→ Given instruction: Which lines have the string "text"? Copy all of them from the entries below.

Saved entries:

━━━━━━━━

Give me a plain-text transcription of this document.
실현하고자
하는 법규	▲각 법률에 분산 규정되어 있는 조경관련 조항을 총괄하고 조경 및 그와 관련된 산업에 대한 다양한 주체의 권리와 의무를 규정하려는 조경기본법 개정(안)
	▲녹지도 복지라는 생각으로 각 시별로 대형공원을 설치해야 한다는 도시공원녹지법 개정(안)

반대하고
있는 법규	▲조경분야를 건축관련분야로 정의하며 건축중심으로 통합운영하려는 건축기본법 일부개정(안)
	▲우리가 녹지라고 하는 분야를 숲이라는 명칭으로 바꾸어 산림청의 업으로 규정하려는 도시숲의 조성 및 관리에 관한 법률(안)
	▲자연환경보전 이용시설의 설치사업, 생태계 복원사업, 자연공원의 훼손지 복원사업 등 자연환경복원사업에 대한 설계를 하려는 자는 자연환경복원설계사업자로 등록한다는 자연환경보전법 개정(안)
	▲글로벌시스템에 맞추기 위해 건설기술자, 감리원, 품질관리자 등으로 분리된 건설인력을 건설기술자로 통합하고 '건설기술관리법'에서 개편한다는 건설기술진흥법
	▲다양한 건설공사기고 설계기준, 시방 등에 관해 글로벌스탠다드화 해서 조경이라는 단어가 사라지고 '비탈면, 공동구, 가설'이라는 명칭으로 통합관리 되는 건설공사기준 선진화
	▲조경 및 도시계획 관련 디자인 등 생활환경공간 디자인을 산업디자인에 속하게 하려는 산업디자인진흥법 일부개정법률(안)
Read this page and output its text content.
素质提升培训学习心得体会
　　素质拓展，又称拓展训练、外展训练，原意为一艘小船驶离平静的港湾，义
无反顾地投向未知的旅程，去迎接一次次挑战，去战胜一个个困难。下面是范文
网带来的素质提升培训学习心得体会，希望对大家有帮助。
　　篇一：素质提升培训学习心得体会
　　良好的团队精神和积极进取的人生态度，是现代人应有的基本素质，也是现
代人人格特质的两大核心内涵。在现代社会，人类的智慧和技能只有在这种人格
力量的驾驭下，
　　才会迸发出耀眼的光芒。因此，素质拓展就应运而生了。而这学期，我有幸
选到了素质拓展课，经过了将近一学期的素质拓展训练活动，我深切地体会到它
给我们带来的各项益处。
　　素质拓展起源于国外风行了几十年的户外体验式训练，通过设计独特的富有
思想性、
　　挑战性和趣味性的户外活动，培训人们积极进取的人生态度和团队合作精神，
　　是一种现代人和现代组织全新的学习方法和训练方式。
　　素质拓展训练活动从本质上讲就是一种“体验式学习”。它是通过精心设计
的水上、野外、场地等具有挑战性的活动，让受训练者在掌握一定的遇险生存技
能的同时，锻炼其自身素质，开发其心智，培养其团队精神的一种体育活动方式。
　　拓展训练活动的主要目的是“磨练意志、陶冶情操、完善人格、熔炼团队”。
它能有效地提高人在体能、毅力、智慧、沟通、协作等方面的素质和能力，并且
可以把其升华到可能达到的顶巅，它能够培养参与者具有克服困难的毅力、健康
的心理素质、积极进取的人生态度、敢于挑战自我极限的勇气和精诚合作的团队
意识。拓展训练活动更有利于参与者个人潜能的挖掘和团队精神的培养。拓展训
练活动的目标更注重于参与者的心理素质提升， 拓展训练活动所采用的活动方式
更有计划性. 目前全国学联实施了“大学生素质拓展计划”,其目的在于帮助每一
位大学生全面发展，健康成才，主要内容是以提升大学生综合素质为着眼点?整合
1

━━━━━━━━

→ Written answer:
Give me a plain-text transcription of this document.
Read this page and output its text content.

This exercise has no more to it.